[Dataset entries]
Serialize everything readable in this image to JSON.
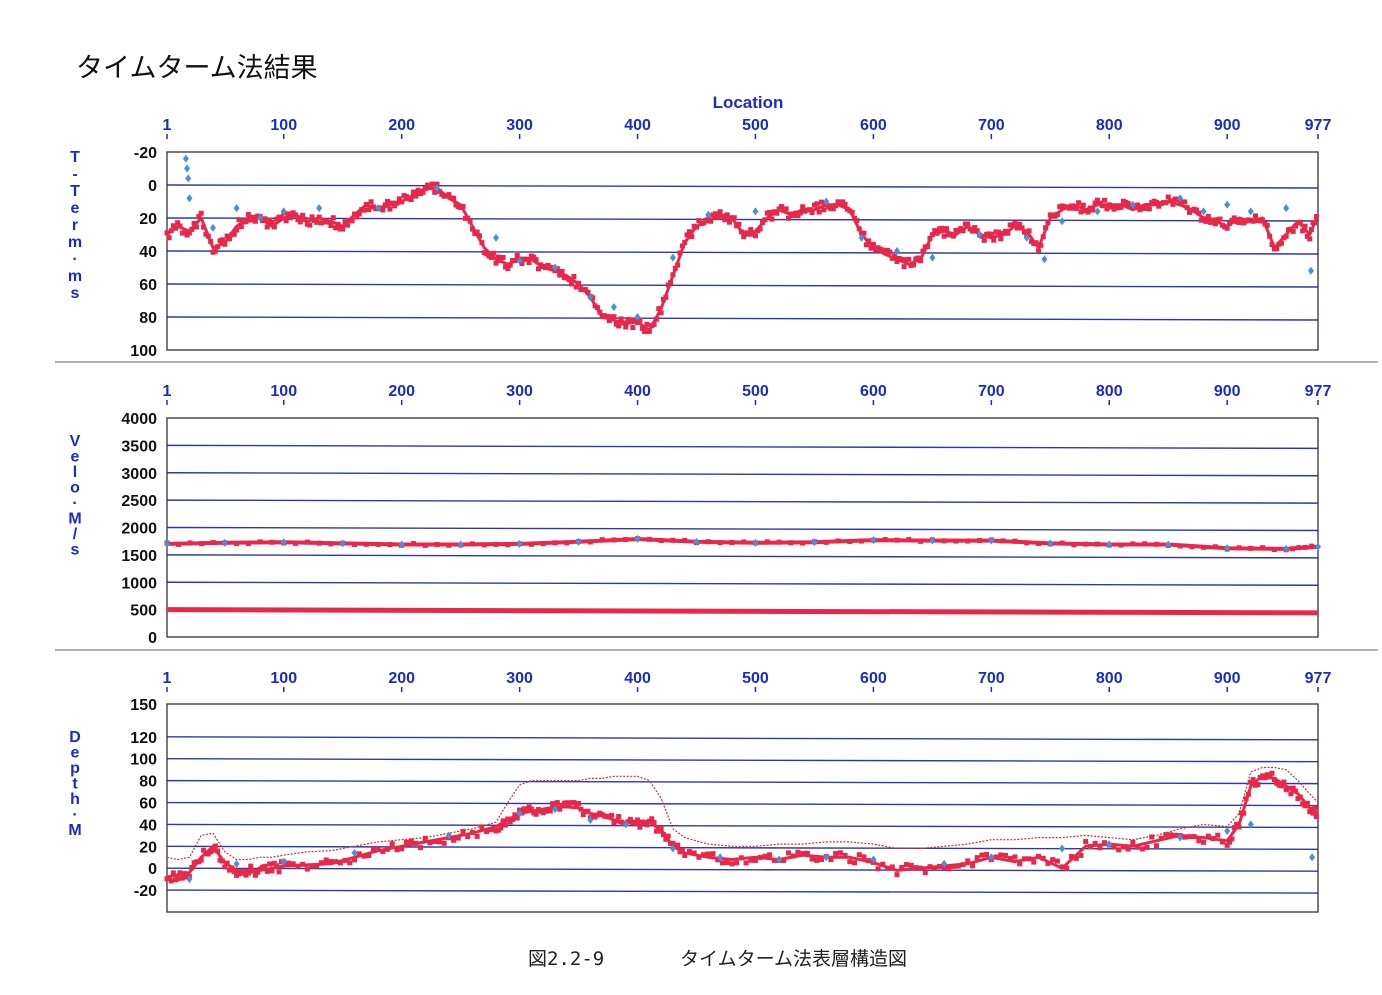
{
  "page_title": "タイムターム法結果",
  "caption": {
    "figure_number": "図2.2-9",
    "figure_title": "タイムターム法表層構造図"
  },
  "colors": {
    "axis_text": "#1a2dbf",
    "gridline": "#2a3aa8",
    "series_red": "#e8274b",
    "series_blue": "#4a90d9",
    "border": "#333333"
  },
  "chart_data": [
    {
      "type": "scatter",
      "title": "Location",
      "xlabel": "",
      "ylabel": "T-Term・ms",
      "x_ticks": [
        "1",
        "100",
        "200",
        "300",
        "400",
        "500",
        "600",
        "700",
        "800",
        "900",
        "977"
      ],
      "x_tick_values": [
        1,
        100,
        200,
        300,
        400,
        500,
        600,
        700,
        800,
        900,
        977
      ],
      "xlim": [
        1,
        977
      ],
      "y_ticks": [
        "-20",
        "0",
        "20",
        "40",
        "60",
        "80",
        "100"
      ],
      "y_tick_values": [
        -20,
        0,
        20,
        40,
        60,
        80,
        100
      ],
      "ylim": [
        -20,
        100
      ],
      "y_inverted": true,
      "grid": true,
      "series": [
        {
          "color": "#e8274b",
          "x": [
            1,
            10,
            20,
            30,
            40,
            50,
            60,
            70,
            80,
            90,
            100,
            110,
            120,
            130,
            140,
            150,
            160,
            170,
            180,
            190,
            200,
            210,
            220,
            230,
            240,
            250,
            260,
            270,
            280,
            290,
            300,
            310,
            320,
            330,
            340,
            350,
            360,
            370,
            380,
            390,
            400,
            410,
            420,
            430,
            440,
            450,
            460,
            470,
            480,
            490,
            500,
            510,
            520,
            530,
            540,
            550,
            560,
            570,
            580,
            590,
            600,
            610,
            620,
            630,
            640,
            650,
            660,
            670,
            680,
            690,
            700,
            710,
            720,
            730,
            740,
            750,
            760,
            770,
            780,
            790,
            800,
            810,
            820,
            830,
            840,
            850,
            860,
            870,
            880,
            890,
            900,
            910,
            920,
            930,
            940,
            950,
            960,
            970,
            977
          ],
          "y": [
            30,
            25,
            28,
            20,
            38,
            35,
            25,
            20,
            20,
            25,
            20,
            18,
            22,
            20,
            22,
            25,
            18,
            12,
            15,
            12,
            10,
            6,
            2,
            2,
            8,
            12,
            25,
            38,
            45,
            48,
            45,
            45,
            50,
            52,
            55,
            60,
            68,
            80,
            82,
            84,
            83,
            88,
            75,
            55,
            35,
            25,
            22,
            18,
            20,
            30,
            28,
            20,
            15,
            18,
            15,
            15,
            12,
            12,
            15,
            30,
            38,
            42,
            45,
            48,
            45,
            30,
            28,
            30,
            25,
            30,
            32,
            30,
            25,
            28,
            38,
            20,
            15,
            12,
            15,
            12,
            12,
            12,
            15,
            12,
            12,
            10,
            12,
            15,
            20,
            22,
            25,
            20,
            22,
            20,
            38,
            30,
            22,
            30,
            18
          ]
        },
        {
          "color": "#4a90d9",
          "x": [
            17,
            18,
            19,
            20,
            40,
            60,
            80,
            100,
            130,
            180,
            230,
            280,
            300,
            330,
            360,
            380,
            400,
            430,
            460,
            500,
            560,
            590,
            620,
            650,
            690,
            730,
            745,
            760,
            790,
            820,
            860,
            880,
            900,
            920,
            950,
            971
          ],
          "y": [
            -16,
            -10,
            -4,
            8,
            26,
            14,
            20,
            16,
            14,
            14,
            2,
            32,
            46,
            50,
            68,
            74,
            80,
            44,
            18,
            16,
            10,
            32,
            40,
            44,
            30,
            32,
            45,
            22,
            16,
            12,
            8,
            16,
            12,
            16,
            14,
            52
          ]
        }
      ]
    },
    {
      "type": "scatter",
      "title": "",
      "xlabel": "",
      "ylabel": "Velo・M/s",
      "x_ticks": [
        "1",
        "100",
        "200",
        "300",
        "400",
        "500",
        "600",
        "700",
        "800",
        "900",
        "977"
      ],
      "x_tick_values": [
        1,
        100,
        200,
        300,
        400,
        500,
        600,
        700,
        800,
        900,
        977
      ],
      "xlim": [
        1,
        977
      ],
      "y_ticks": [
        "4000",
        "3500",
        "3000",
        "2500",
        "2000",
        "1500",
        "1000",
        "500",
        "0"
      ],
      "y_tick_values": [
        4000,
        3500,
        3000,
        2500,
        2000,
        1500,
        1000,
        500,
        0
      ],
      "ylim": [
        0,
        4000
      ],
      "grid": true,
      "series": [
        {
          "color": "#e8274b",
          "x": [
            1,
            50,
            100,
            150,
            200,
            250,
            300,
            350,
            400,
            450,
            500,
            550,
            600,
            650,
            700,
            750,
            800,
            850,
            900,
            950,
            977
          ],
          "y": [
            1700,
            1720,
            1730,
            1710,
            1690,
            1690,
            1700,
            1740,
            1790,
            1740,
            1720,
            1730,
            1770,
            1760,
            1760,
            1710,
            1690,
            1690,
            1620,
            1610,
            1650
          ]
        },
        {
          "color": "#e8274b",
          "x": [
            1,
            977
          ],
          "y": [
            500,
            440
          ]
        },
        {
          "color": "#4a90d9",
          "x": [
            1,
            50,
            100,
            150,
            200,
            250,
            300,
            350,
            400,
            450,
            500,
            550,
            600,
            650,
            700,
            750,
            800,
            850,
            900,
            950,
            977
          ],
          "y": [
            1700,
            1720,
            1730,
            1710,
            1690,
            1690,
            1700,
            1740,
            1790,
            1740,
            1720,
            1730,
            1770,
            1760,
            1760,
            1710,
            1690,
            1690,
            1620,
            1610,
            1650
          ]
        }
      ]
    },
    {
      "type": "scatter",
      "title": "",
      "xlabel": "",
      "ylabel": "Depth・M",
      "x_ticks": [
        "1",
        "100",
        "200",
        "300",
        "400",
        "500",
        "600",
        "700",
        "800",
        "900",
        "977"
      ],
      "x_tick_values": [
        1,
        100,
        200,
        300,
        400,
        500,
        600,
        700,
        800,
        900,
        977
      ],
      "xlim": [
        1,
        977
      ],
      "y_ticks": [
        "150",
        "120",
        "100",
        "80",
        "60",
        "40",
        "20",
        "0",
        "-20"
      ],
      "y_tick_values": [
        150,
        120,
        100,
        80,
        60,
        40,
        20,
        0,
        -20
      ],
      "ylim": [
        -40,
        150
      ],
      "grid": true,
      "series": [
        {
          "color": "#e8274b",
          "x": [
            1,
            10,
            20,
            30,
            40,
            50,
            60,
            70,
            80,
            90,
            100,
            120,
            140,
            160,
            180,
            200,
            220,
            240,
            260,
            280,
            290,
            300,
            310,
            320,
            330,
            340,
            350,
            360,
            370,
            380,
            390,
            400,
            410,
            420,
            430,
            440,
            460,
            480,
            500,
            520,
            540,
            560,
            580,
            600,
            620,
            640,
            660,
            680,
            700,
            720,
            740,
            760,
            780,
            800,
            820,
            840,
            860,
            880,
            900,
            910,
            920,
            930,
            940,
            950,
            960,
            970,
            977
          ],
          "y": [
            -8,
            -6,
            -4,
            10,
            20,
            5,
            -2,
            -2,
            -2,
            0,
            2,
            3,
            4,
            10,
            16,
            20,
            24,
            28,
            32,
            38,
            44,
            50,
            52,
            54,
            56,
            56,
            55,
            50,
            48,
            44,
            42,
            40,
            42,
            35,
            20,
            14,
            10,
            8,
            10,
            8,
            12,
            10,
            10,
            5,
            -2,
            0,
            2,
            4,
            10,
            6,
            10,
            0,
            20,
            22,
            20,
            25,
            30,
            28,
            25,
            40,
            75,
            85,
            82,
            75,
            68,
            55,
            50
          ]
        },
        {
          "color": "#c0392b",
          "x": [
            1,
            10,
            20,
            30,
            40,
            50,
            60,
            70,
            80,
            90,
            100,
            120,
            140,
            160,
            180,
            200,
            220,
            240,
            260,
            280,
            290,
            300,
            310,
            320,
            330,
            340,
            350,
            360,
            370,
            380,
            390,
            400,
            410,
            420,
            430,
            440,
            460,
            480,
            500,
            520,
            540,
            560,
            580,
            600,
            620,
            640,
            660,
            680,
            700,
            720,
            740,
            760,
            780,
            800,
            820,
            840,
            860,
            880,
            900,
            910,
            920,
            930,
            940,
            950,
            960,
            970,
            977
          ],
          "y": [
            10,
            8,
            10,
            30,
            32,
            15,
            8,
            8,
            10,
            10,
            12,
            15,
            16,
            20,
            24,
            26,
            28,
            32,
            36,
            42,
            60,
            76,
            80,
            80,
            80,
            80,
            80,
            82,
            82,
            84,
            84,
            84,
            80,
            64,
            36,
            28,
            22,
            20,
            20,
            22,
            22,
            24,
            24,
            22,
            18,
            18,
            20,
            22,
            26,
            26,
            28,
            28,
            30,
            28,
            26,
            30,
            36,
            40,
            38,
            50,
            88,
            92,
            92,
            90,
            80,
            68,
            60
          ]
        },
        {
          "color": "#4a90d9",
          "x": [
            20,
            60,
            100,
            160,
            240,
            300,
            330,
            360,
            390,
            430,
            470,
            520,
            560,
            600,
            660,
            700,
            760,
            800,
            860,
            900,
            920,
            972
          ],
          "y": [
            -10,
            4,
            6,
            14,
            30,
            50,
            54,
            44,
            40,
            18,
            10,
            8,
            10,
            8,
            4,
            10,
            18,
            22,
            28,
            34,
            40,
            10
          ]
        }
      ]
    }
  ]
}
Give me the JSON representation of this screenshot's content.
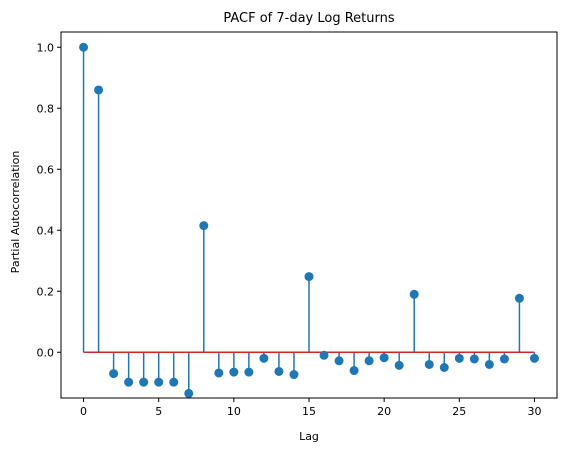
{
  "chart_data": {
    "type": "stem",
    "title": "PACF of 7-day Log Returns",
    "xlabel": "Lag",
    "ylabel": "Partial Autocorrelation",
    "xlim": [
      -1.5,
      31.5
    ],
    "ylim": [
      -0.15,
      1.05
    ],
    "x_ticks": [
      0,
      5,
      10,
      15,
      20,
      25,
      30
    ],
    "y_ticks": [
      0.0,
      0.2,
      0.4,
      0.6,
      0.8,
      1.0
    ],
    "x_tick_labels": [
      "0",
      "5",
      "10",
      "15",
      "20",
      "25",
      "30"
    ],
    "y_tick_labels": [
      "0.0",
      "0.2",
      "0.4",
      "0.6",
      "0.8",
      "1.0"
    ],
    "baseline": 0,
    "grid": false,
    "colors": {
      "marker": "#1f77b4",
      "stem": "#1f77b4",
      "baseline": "#d62728"
    },
    "x": [
      0,
      1,
      2,
      3,
      4,
      5,
      6,
      7,
      8,
      9,
      10,
      11,
      12,
      13,
      14,
      15,
      16,
      17,
      18,
      19,
      20,
      21,
      22,
      23,
      24,
      25,
      26,
      27,
      28,
      29,
      30
    ],
    "values": [
      1.0,
      0.86,
      -0.07,
      -0.098,
      -0.098,
      -0.098,
      -0.098,
      -0.135,
      0.415,
      -0.068,
      -0.065,
      -0.065,
      -0.02,
      -0.063,
      -0.073,
      0.248,
      -0.01,
      -0.028,
      -0.06,
      -0.028,
      -0.018,
      -0.043,
      0.19,
      -0.04,
      -0.05,
      -0.02,
      -0.022,
      -0.04,
      -0.022,
      0.177,
      -0.02
    ]
  }
}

Exercise: Scan the material above for the word "this". Copy each line where it occurs.

Written reply:
Serialize everything readable in this image to JSON.
Give me the JSON representation of this screenshot's content.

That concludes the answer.